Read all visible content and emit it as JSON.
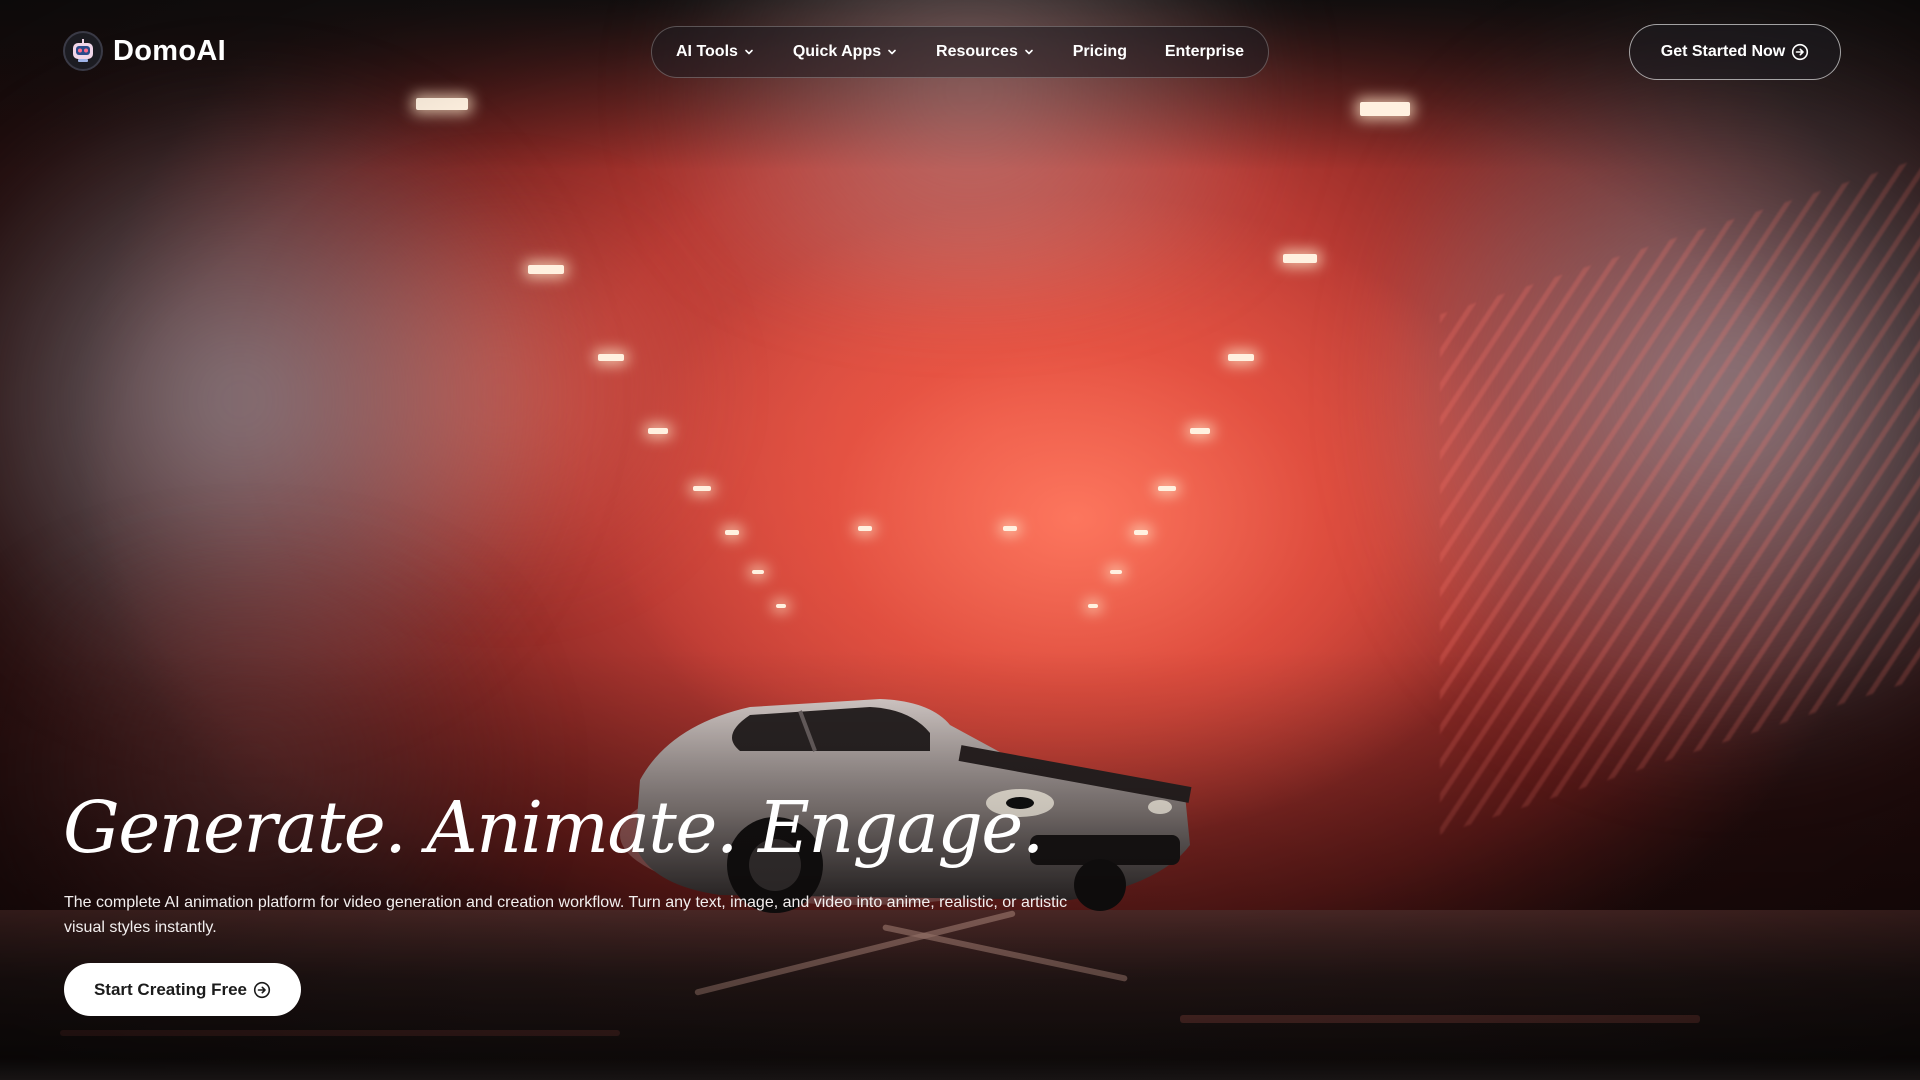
{
  "brand": {
    "name": "DomoAI",
    "logo_icon": "robot-face-logo"
  },
  "nav": {
    "items": [
      {
        "label": "AI Tools",
        "has_dropdown": true
      },
      {
        "label": "Quick Apps",
        "has_dropdown": true
      },
      {
        "label": "Resources",
        "has_dropdown": true
      },
      {
        "label": "Pricing",
        "has_dropdown": false
      },
      {
        "label": "Enterprise",
        "has_dropdown": false
      }
    ],
    "dropdown_icon": "chevron-down-icon"
  },
  "header_cta": {
    "label": "Get Started Now",
    "icon": "circle-arrow-right-icon"
  },
  "hero": {
    "headline": "Generate. Animate. Engage.",
    "subtitle": "The complete AI animation platform for video generation and creation workflow. Turn any text, image, and video into anime, realistic, or artistic visual styles instantly.",
    "cta_label": "Start Creating Free",
    "cta_icon": "circle-arrow-right-icon",
    "background_description_icon": "car-drift-smoke-background"
  },
  "colors": {
    "accent_smoke": "#e35a4c",
    "nav_bg": "#1e1c20",
    "cta_bg": "#ffffff",
    "text": "#ffffff"
  }
}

-----

— Task statement —
Copy all the data exactly as written, but skip any picture.

— Answer below —
Read all visible content and emit it as JSON.
{
  "brand": {
    "name": "DomoAI",
    "logo_icon": "robot-face-logo"
  },
  "nav": {
    "items": [
      {
        "label": "AI Tools",
        "has_dropdown": true
      },
      {
        "label": "Quick Apps",
        "has_dropdown": true
      },
      {
        "label": "Resources",
        "has_dropdown": true
      },
      {
        "label": "Pricing",
        "has_dropdown": false
      },
      {
        "label": "Enterprise",
        "has_dropdown": false
      }
    ],
    "dropdown_icon": "chevron-down-icon"
  },
  "header_cta": {
    "label": "Get Started Now",
    "icon": "circle-arrow-right-icon"
  },
  "hero": {
    "headline": "Generate. Animate. Engage.",
    "subtitle": "The complete AI animation platform for video generation and creation workflow. Turn any text, image, and video into anime, realistic, or artistic visual styles instantly.",
    "cta_label": "Start Creating Free",
    "cta_icon": "circle-arrow-right-icon",
    "background_description_icon": "car-drift-smoke-background"
  },
  "colors": {
    "accent_smoke": "#e35a4c",
    "nav_bg": "#1e1c20",
    "cta_bg": "#ffffff",
    "text": "#ffffff"
  }
}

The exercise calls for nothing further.